(Records from a dataset)
· · · ·
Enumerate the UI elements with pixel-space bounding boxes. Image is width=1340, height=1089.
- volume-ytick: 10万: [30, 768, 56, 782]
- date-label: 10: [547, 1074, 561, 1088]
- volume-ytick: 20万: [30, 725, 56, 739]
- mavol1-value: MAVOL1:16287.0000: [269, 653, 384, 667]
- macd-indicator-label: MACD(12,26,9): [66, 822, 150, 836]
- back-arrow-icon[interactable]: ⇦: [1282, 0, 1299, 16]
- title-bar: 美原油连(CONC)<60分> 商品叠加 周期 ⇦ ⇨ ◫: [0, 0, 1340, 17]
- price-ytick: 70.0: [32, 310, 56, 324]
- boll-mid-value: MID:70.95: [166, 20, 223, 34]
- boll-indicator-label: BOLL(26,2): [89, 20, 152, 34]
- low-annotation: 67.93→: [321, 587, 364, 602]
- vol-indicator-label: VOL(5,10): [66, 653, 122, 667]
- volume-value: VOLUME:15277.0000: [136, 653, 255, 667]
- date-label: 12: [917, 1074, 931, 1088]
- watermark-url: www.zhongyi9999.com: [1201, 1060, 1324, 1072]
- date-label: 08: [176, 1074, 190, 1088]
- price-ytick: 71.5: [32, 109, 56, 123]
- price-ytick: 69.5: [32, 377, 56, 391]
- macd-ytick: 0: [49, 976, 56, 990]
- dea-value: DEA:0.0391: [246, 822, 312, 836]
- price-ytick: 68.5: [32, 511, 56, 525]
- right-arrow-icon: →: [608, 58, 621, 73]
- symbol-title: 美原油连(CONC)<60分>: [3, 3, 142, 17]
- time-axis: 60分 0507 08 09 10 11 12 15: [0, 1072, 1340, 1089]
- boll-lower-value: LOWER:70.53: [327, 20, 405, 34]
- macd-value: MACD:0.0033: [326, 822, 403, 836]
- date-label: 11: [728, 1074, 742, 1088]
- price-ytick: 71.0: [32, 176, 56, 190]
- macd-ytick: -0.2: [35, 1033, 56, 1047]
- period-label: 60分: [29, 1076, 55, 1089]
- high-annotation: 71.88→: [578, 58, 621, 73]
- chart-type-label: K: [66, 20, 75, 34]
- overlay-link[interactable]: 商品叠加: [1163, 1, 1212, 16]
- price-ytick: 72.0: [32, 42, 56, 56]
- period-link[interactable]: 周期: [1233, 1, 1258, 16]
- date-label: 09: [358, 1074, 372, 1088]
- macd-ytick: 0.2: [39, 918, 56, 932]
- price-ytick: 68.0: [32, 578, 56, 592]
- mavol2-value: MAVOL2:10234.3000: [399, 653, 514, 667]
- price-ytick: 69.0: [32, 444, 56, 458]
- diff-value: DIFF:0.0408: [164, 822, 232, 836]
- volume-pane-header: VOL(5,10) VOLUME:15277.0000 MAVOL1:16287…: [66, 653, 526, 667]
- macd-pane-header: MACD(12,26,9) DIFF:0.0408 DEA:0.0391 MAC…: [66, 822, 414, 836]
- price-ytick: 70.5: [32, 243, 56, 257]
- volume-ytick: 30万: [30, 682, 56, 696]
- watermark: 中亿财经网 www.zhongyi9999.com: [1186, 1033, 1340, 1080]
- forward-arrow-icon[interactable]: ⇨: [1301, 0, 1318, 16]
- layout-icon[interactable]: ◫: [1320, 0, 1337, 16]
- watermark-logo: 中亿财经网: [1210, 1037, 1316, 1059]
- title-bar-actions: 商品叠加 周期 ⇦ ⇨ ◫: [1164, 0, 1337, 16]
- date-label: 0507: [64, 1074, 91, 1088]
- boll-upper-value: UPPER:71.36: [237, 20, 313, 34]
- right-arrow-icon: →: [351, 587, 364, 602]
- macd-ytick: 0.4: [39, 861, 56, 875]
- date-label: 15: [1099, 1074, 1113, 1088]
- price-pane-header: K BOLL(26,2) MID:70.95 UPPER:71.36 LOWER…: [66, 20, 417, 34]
· · · ·
= Goal =
Please repeat the items from the start through the line containing "- vol-indicator-label: VOL(5,10): [66, 653, 122, 667]", replacing "volume-ytick" with "vol-ytick" and leaving everything else as it is.

= In response =
Enumerate the UI elements with pixel-space bounding boxes. Image is width=1340, height=1089.
- vol-ytick: 10万: [30, 768, 56, 782]
- date-label: 10: [547, 1074, 561, 1088]
- vol-ytick: 20万: [30, 725, 56, 739]
- mavol1-value: MAVOL1:16287.0000: [269, 653, 384, 667]
- macd-indicator-label: MACD(12,26,9): [66, 822, 150, 836]
- back-arrow-icon[interactable]: ⇦: [1282, 0, 1299, 16]
- title-bar: 美原油连(CONC)<60分> 商品叠加 周期 ⇦ ⇨ ◫: [0, 0, 1340, 17]
- price-ytick: 70.0: [32, 310, 56, 324]
- boll-mid-value: MID:70.95: [166, 20, 223, 34]
- boll-indicator-label: BOLL(26,2): [89, 20, 152, 34]
- low-annotation: 67.93→: [321, 587, 364, 602]
- vol-indicator-label: VOL(5,10): [66, 653, 122, 667]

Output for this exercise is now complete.